▶ [PROBLEM STATEMENT] Copy every line of the following data that includes the string "event".
•••••
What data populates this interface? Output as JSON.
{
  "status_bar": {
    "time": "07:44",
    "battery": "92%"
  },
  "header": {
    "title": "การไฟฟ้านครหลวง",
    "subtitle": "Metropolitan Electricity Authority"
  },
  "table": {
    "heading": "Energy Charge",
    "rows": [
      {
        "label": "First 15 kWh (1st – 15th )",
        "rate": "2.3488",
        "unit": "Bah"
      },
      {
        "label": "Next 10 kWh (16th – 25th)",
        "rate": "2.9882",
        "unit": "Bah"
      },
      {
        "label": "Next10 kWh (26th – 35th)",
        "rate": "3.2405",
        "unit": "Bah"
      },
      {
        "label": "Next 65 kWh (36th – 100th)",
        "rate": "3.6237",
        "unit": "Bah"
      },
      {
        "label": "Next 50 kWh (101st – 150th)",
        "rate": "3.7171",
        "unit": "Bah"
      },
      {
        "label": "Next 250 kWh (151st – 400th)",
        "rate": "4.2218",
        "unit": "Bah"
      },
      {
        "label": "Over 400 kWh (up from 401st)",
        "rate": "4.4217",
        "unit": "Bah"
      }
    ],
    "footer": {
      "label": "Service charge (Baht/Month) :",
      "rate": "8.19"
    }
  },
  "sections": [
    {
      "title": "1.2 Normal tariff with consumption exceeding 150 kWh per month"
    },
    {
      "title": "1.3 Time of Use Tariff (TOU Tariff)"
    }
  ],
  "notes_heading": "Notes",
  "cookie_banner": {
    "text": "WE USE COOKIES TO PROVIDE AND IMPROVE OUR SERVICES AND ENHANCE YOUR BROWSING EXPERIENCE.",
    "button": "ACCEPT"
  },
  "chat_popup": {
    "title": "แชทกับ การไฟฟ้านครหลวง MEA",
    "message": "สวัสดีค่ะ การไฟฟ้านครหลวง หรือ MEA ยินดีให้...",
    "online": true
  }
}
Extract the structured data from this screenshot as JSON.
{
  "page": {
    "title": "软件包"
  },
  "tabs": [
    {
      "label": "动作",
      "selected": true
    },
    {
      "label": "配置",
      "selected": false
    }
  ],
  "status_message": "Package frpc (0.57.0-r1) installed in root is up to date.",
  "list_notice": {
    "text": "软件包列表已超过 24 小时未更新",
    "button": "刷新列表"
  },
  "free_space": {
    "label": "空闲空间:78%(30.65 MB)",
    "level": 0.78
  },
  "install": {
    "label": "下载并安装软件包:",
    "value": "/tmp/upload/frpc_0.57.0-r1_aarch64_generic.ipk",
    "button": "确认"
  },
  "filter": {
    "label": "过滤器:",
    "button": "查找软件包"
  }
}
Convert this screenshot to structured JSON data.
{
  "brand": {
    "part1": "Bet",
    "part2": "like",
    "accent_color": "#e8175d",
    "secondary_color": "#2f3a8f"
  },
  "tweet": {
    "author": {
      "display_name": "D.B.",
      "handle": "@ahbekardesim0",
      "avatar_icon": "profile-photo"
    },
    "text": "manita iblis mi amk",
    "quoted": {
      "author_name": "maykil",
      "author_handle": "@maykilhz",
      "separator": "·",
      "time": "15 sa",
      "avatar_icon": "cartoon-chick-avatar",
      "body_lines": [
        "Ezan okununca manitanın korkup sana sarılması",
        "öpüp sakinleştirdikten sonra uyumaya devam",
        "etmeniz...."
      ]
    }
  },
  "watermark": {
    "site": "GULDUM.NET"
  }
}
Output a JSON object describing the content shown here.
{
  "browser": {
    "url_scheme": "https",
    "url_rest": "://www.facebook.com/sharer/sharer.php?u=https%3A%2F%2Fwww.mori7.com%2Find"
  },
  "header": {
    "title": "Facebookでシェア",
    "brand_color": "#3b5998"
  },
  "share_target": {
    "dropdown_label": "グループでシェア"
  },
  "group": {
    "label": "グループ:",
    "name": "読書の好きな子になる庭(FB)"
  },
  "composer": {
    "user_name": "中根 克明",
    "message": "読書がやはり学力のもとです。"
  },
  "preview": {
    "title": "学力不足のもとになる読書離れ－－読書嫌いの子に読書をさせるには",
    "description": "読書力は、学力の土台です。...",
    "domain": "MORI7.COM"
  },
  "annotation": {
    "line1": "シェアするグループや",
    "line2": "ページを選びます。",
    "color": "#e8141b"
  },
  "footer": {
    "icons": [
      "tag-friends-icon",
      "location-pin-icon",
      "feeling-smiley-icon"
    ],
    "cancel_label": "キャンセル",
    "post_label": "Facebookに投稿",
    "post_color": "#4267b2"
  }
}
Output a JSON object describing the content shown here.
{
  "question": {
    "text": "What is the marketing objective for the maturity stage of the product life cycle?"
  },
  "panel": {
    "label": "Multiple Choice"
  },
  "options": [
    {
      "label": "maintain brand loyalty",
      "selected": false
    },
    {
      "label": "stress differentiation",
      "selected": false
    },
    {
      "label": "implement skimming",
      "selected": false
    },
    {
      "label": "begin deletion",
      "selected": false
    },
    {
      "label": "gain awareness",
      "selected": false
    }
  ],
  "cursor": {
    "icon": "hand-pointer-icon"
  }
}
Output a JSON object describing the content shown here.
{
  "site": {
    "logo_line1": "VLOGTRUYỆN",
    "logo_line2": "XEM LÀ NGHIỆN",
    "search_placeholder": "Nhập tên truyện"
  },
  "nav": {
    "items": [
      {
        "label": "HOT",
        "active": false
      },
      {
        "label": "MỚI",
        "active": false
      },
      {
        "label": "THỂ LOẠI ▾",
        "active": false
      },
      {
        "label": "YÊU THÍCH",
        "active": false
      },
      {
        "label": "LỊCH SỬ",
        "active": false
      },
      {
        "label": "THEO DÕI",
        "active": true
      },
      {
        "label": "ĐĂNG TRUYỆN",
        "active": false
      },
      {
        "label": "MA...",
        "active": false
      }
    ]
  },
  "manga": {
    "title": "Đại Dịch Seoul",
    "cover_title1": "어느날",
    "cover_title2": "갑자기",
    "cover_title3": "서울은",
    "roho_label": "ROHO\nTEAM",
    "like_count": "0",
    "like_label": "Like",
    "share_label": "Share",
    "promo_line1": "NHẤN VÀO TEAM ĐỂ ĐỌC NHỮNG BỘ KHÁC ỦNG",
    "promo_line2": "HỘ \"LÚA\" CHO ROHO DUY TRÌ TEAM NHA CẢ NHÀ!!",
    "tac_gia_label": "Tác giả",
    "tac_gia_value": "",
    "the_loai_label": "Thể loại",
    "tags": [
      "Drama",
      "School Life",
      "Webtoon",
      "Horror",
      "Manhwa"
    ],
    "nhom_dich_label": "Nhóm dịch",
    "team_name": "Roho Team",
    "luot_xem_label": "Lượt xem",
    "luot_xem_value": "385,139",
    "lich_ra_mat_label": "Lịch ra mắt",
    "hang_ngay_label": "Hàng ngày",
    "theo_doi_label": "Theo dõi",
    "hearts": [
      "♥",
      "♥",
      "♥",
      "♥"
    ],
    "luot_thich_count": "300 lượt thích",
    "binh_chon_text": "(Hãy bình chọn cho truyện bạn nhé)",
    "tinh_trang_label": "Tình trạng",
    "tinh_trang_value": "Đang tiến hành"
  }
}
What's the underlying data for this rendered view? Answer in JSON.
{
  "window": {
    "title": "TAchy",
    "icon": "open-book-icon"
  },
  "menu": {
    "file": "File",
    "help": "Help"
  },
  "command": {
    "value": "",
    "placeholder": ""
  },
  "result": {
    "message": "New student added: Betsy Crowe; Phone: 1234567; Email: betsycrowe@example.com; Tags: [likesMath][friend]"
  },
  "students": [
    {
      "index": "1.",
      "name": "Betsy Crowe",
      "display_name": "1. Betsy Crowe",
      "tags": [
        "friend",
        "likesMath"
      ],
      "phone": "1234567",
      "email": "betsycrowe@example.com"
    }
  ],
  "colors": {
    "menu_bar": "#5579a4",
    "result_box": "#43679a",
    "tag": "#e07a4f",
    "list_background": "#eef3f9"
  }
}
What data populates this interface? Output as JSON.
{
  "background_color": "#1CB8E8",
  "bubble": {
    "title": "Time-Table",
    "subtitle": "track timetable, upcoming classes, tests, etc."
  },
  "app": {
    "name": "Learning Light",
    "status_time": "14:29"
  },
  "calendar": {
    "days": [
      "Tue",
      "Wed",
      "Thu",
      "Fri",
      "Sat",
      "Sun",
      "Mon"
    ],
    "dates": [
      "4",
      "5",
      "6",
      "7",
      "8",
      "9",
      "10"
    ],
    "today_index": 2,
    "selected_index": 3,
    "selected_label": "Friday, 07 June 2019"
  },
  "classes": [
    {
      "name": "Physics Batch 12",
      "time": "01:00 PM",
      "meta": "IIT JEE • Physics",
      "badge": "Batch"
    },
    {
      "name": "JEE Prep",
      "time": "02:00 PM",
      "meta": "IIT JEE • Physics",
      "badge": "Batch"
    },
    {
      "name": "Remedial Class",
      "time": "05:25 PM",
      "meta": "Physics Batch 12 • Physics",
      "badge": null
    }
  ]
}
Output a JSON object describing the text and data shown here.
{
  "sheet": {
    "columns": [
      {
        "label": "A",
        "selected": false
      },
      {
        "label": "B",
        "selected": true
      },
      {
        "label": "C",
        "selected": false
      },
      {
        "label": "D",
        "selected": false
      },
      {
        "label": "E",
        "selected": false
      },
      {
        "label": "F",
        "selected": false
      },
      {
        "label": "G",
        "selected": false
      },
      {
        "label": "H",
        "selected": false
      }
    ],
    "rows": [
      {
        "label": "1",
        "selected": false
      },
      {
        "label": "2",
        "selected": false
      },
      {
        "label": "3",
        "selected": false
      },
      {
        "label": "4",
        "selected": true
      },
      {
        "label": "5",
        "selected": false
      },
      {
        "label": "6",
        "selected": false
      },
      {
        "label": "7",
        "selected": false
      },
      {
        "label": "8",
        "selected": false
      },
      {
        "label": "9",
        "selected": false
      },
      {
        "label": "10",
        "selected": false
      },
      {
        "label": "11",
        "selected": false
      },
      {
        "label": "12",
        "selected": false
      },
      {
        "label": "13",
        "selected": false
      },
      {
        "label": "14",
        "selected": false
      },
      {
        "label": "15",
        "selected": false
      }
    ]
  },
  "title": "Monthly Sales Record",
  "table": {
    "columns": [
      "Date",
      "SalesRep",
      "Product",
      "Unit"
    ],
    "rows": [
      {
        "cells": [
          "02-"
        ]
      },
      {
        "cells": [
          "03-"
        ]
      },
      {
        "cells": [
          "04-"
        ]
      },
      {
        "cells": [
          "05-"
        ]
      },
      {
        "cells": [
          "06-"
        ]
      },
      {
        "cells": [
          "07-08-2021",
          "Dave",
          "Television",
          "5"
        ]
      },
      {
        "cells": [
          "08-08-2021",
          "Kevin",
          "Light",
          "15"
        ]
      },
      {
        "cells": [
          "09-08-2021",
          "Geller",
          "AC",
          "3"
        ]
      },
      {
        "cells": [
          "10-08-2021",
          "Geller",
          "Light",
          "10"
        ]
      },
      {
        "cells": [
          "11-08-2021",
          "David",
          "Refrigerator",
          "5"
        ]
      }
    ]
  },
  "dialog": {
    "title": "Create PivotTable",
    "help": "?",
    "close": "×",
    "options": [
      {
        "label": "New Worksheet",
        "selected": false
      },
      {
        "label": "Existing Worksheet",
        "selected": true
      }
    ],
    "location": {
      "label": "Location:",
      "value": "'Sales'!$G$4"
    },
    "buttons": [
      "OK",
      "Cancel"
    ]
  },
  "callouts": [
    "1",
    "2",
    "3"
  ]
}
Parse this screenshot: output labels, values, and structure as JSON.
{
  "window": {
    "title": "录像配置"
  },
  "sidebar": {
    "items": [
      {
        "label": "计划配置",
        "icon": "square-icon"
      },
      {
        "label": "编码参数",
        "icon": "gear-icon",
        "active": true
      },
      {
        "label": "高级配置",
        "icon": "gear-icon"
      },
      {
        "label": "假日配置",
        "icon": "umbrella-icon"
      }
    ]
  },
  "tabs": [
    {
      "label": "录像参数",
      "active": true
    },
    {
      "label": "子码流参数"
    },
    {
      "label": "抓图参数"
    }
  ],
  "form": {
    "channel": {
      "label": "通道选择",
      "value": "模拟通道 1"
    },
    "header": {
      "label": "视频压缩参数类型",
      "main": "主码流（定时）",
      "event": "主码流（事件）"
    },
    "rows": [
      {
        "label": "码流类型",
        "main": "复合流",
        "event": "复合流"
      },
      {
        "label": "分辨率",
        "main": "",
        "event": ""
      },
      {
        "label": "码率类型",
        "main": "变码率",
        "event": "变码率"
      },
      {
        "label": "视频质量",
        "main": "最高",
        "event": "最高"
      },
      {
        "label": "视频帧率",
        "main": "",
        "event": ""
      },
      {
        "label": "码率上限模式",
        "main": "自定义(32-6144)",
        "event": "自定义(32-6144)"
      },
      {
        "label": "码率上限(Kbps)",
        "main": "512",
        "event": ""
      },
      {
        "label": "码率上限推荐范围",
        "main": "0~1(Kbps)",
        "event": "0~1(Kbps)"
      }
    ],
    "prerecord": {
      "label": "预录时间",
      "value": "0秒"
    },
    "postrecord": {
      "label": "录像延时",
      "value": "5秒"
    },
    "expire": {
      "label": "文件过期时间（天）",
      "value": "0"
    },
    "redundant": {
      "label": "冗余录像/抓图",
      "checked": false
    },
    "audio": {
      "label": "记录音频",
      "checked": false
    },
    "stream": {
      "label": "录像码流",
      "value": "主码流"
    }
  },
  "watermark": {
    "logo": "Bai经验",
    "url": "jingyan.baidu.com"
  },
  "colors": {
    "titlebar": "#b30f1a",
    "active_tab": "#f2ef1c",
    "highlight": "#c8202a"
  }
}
•••••
▶ [ANSWER FOR THIS EXERCISE]
      "event": "主码流（事件）"
        "event": "复合流"
        "event": ""
        "event": "变码率"
        "event": "最高"
        "event": ""
        "event": "自定义(32-6144)"
        "event": ""
        "event": "0~1(Kbps)"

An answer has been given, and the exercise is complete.